Write out each record again exactly as it stands.

*** Input

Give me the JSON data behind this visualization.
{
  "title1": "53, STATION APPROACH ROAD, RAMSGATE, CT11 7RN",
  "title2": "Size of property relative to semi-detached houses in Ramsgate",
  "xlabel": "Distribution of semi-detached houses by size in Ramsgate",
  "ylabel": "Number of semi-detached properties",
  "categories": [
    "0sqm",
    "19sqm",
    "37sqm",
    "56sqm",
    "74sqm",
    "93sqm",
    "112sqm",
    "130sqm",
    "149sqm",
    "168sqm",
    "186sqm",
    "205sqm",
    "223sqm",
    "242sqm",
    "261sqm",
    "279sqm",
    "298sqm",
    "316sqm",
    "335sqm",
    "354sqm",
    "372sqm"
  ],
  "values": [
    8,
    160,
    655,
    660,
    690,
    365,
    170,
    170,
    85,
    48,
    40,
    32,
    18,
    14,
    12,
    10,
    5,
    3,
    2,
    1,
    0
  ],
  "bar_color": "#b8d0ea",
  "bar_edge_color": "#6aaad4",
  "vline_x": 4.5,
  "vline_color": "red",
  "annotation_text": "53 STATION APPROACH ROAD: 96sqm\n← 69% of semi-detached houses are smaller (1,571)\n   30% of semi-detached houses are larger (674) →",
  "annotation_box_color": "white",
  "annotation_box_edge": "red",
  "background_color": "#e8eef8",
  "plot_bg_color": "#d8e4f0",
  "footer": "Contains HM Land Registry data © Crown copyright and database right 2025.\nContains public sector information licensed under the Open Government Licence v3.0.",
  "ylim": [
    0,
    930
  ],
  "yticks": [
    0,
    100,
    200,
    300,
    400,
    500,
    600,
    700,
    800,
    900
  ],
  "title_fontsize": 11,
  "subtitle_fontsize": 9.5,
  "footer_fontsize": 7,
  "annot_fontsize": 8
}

******

Answer to this exercise =
Give me the JSON data behind this visualization.
{
  "title1": "53, STATION APPROACH ROAD, RAMSGATE, CT11 7RN",
  "title2": "Size of property relative to semi-detached houses in Ramsgate",
  "xlabel": "Distribution of semi-detached houses by size in Ramsgate",
  "ylabel": "Number of semi-detached properties",
  "categories": [
    "0sqm",
    "19sqm",
    "37sqm",
    "56sqm",
    "74sqm",
    "93sqm",
    "112sqm",
    "130sqm",
    "149sqm",
    "168sqm",
    "186sqm",
    "205sqm",
    "223sqm",
    "242sqm",
    "261sqm",
    "279sqm",
    "298sqm",
    "316sqm",
    "335sqm",
    "354sqm",
    "372sqm"
  ],
  "values": [
    8,
    160,
    655,
    660,
    690,
    365,
    170,
    170,
    85,
    48,
    40,
    32,
    18,
    14,
    12,
    10,
    5,
    3,
    2,
    1,
    0
  ],
  "bar_color": "#b8d0ea",
  "bar_edge_color": "#6aaad4",
  "vline_x": 4.5,
  "vline_color": "red",
  "annotation_text": "53 STATION APPROACH ROAD: 96sqm\n← 69% of semi-detached houses are smaller (1,571)\n   30% of semi-detached houses are larger (674) →",
  "annotation_box_color": "white",
  "annotation_box_edge": "red",
  "background_color": "#e8eef8",
  "plot_bg_color": "#d8e4f0",
  "footer": "Contains HM Land Registry data © Crown copyright and database right 2025.\nContains public sector information licensed under the Open Government Licence v3.0.",
  "ylim": [
    0,
    930
  ],
  "yticks": [
    0,
    100,
    200,
    300,
    400,
    500,
    600,
    700,
    800,
    900
  ],
  "title_fontsize": 11,
  "subtitle_fontsize": 9.5,
  "footer_fontsize": 7,
  "annot_fontsize": 8
}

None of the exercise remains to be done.